_Set problem_.
Collect from the data below each line with "contar".
== Supplied information
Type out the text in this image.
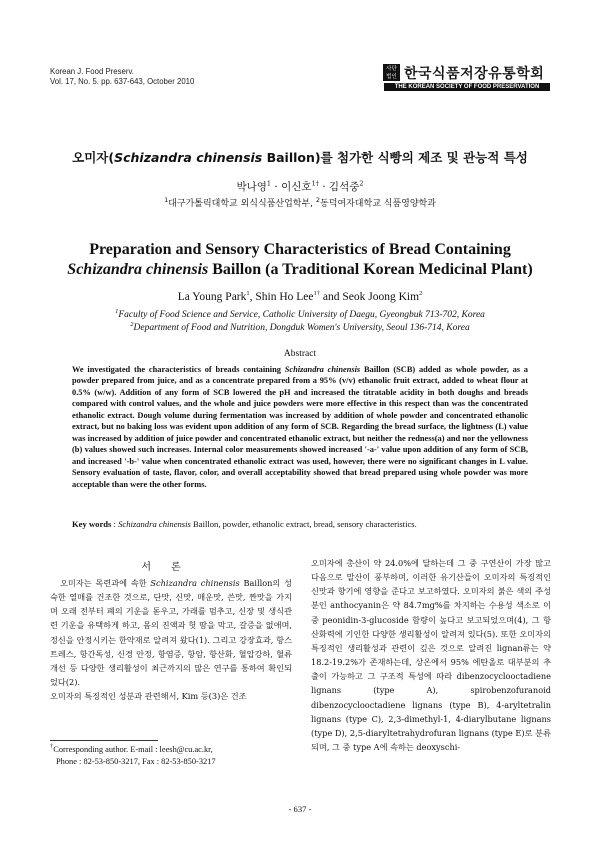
Korean J. Food Preserv.
Vol. 17, No. 5. pp. 637-643, October 2010
사단 법인 한국식품저장유통학회
THE KOREAN SOCIETY OF FOOD PRESERVATION
오미자(Schizandra chinensis Baillon)를 첨가한 식빵의 제조 및 관능적 특성
박나영$^1$ · 이신호$^{1\dagger}$ · 김석중$^2$
$^1$대구가톨릭대학교 외식식품산업학부, $^2$동덕여자대학교 식품영양학과
Preparation and Sensory Characteristics of Bread Containing
Schizandra chinensis Baillon (a Traditional Korean Medicinal Plant)
La Young Park$^1$, Shin Ho Lee$^{1\dagger}$ and Seok Joong Kim$^2$
$^1$Faculty of Food Science and Service, Catholic University of Daegu, Gyeongbuk 713-702, Korea
$^2$Department of Food and Nutrition, Dongduk Women's University, Seoul 136-714, Korea
Abstract

We investigated the characteristics of breads containing Schizandra chinensis Baillon (SCB) added as whole powder, as a powder prepared from juice, and as a concentrate prepared from a 95% (v/v) ethanolic fruit extract, added to wheat flour at 0.5% (w/w). Addition of any form of SCB lowered the pH and increased the titratable acidity in both doughs and breads compared with control values, and the whole and juice powders were more effective in this respect than was the concentrated ethanolic extract. Dough volume during fermentation was increased by addition of whole powder and concentrated ethanolic extract, but no baking loss was evident upon addition of any form of SCB. Regarding the bread surface, the lightness (L) value was increased by addition of juice powder and concentrated ethanolic extract, but neither the redness(a) and nor the yellowness (b) values showed such increases. Internal color measurements showed increased '-a-' value upon addition of any form of SCB, and increased '-b-' value when concentrated ethanolic extract was used, however, there were no significant changes in L value. Sensory evaluation of taste, flavor, color, and overall acceptability showed that bread prepared using whole powder was more acceptable than were the other forms.

Key words : Schizandra chinensis Baillon, powder, ethanolic extract, bread, sensory characteristics.
서론

오미자는 목련과에 속한 Schizandra chinensis Baillon의 성숙한 열매를 건조한 것으로, 단맛, 신맛, 매운맛, 쓴맛, 짠맛을 가지며 오래 전부터 폐의 기운을 돋우고, 가래를 멈추고, 신장 및 생식관련 기운을 유택하게 하고, 몸의 진액과 헛 땀을 막고, 갈증을 없애며, 정신을 안정시키는 한약재로 알려져 왔다(1). 그리고 강장효과, 항스트레스, 항간독성, 신경 안정, 항염증, 항암, 항산화, 혈압강하, 혈류개선 등 다양한 생리활성이 최근까지의 많은 연구를 통하여 확인되었다(2).
오미자의 특징적인 성분과 관련해서, Kim 등(3)은 건조

오미자에 총산이 약 24.0%에 달하는데 그 중 구연산이 가장 많고 다음으로 말산이 풍부하며, 이러한 유기산들이 오미자의 특징적인 신맛과 향기에 영향을 준다고 보고하였다. 오미자의 붉은 색의 주성분인 anthocyanin은 약 84.7mg%를 차지하는 수용성 색소로 이 중 peonidin-3-glucoside 함량이 높다고 보고되었으며(4), 그 항산화력에 기인한 다양한 생리활성이 알려져 있다(5). 또한 오미자의 특징적인 생리활성과 관련이 깊은 것으로 알려진 lignan류는 약 18.2-19.2%가 존재하는데, 상온에서 95% 에탄올로 대부분의 추출이 가능하고 그 구조적 특성에 따라 dibenzocyclooctadiene lignans (type A), spirobenzofuranoid dibenzocyclooctadiene lignans (type B), 4-aryltetralin lignans (type C), 2,3-dimethyl-1, 4-diarylbutane lignans (type D), 2,5-diaryltetrahydrofuran lignans (type E)로 분류되며, 그 중 type A에 속하는 deoxyschi-

†Corresponding author. E-mail : leesh@cu.ac.kr,
Phone : 82-53-850-3217, Fax : 82-53-850-3217
- 637 -
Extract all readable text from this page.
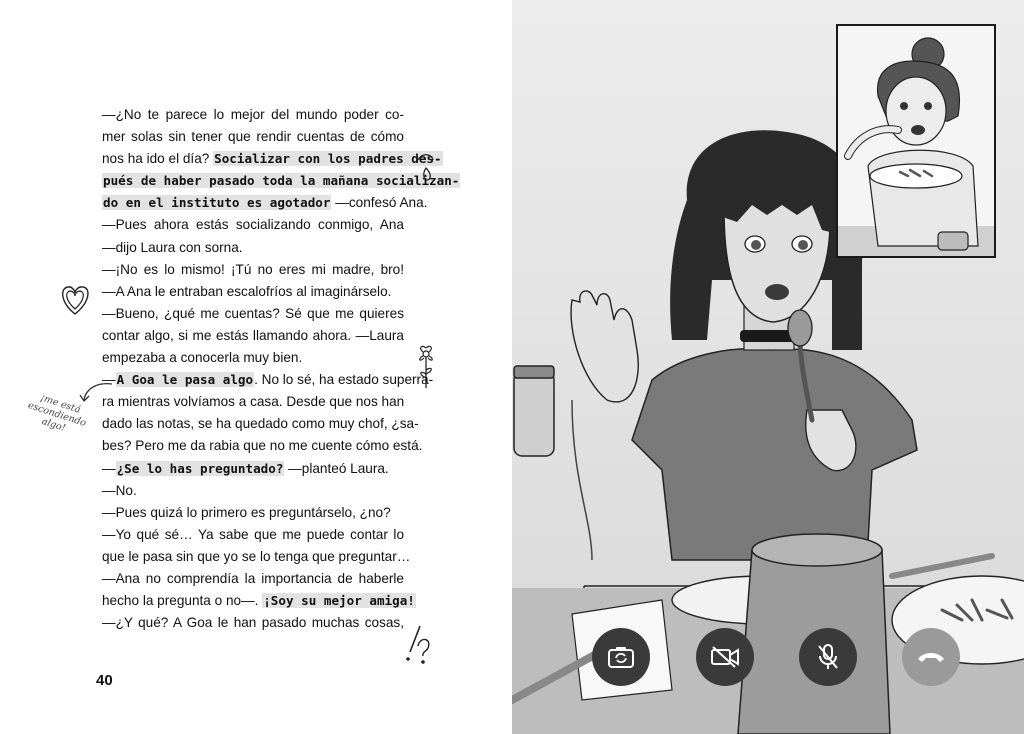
—¿No te parece lo mejor del mundo poder co-
mer solas sin tener que rendir cuentas de cómo
nos ha ido el día? Socializar con los padres des-
pués de haber pasado toda la mañana socializan-
do en el instituto es agotador —confesó Ana.
—Pues ahora estás socializando conmigo, Ana
—dijo Laura con sorna.
—¡No es lo mismo! ¡Tú no eres mi madre, bro!
—A Ana le entraban escalofríos al imaginárselo.
—Bueno, ¿qué me cuentas? Sé que me quieres
contar algo, si me estás llamando ahora. —Laura
empezaba a conocerla muy bien.
—A Goa le pasa algo. No lo sé, ha estado superra-
ra mientras volvíamos a casa. Desde que nos han
dado las notas, se ha quedado como muy chof, ¿sa-
bes? Pero me da rabia que no me cuente cómo está.
—¿Se lo has preguntado? —planteó Laura.
—No.
—Pues quizá lo primero es preguntárselo, ¿no?
—Yo qué sé… Ya sabe que me puede contar lo
que le pasa sin que yo se lo tenga que preguntar…
—Ana no comprendía la importancia de haberle
hecho la pregunta o no—. ¡Soy su mejor amiga!
—¿Y qué? A Goa le han pasado muchas cosas,
40
¡me está escondiendo algo!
====
_Written answer_.
contar algo, si me estás llamando ahora. —Laura
—Yo qué sé… Ya sabe que me puede contar lo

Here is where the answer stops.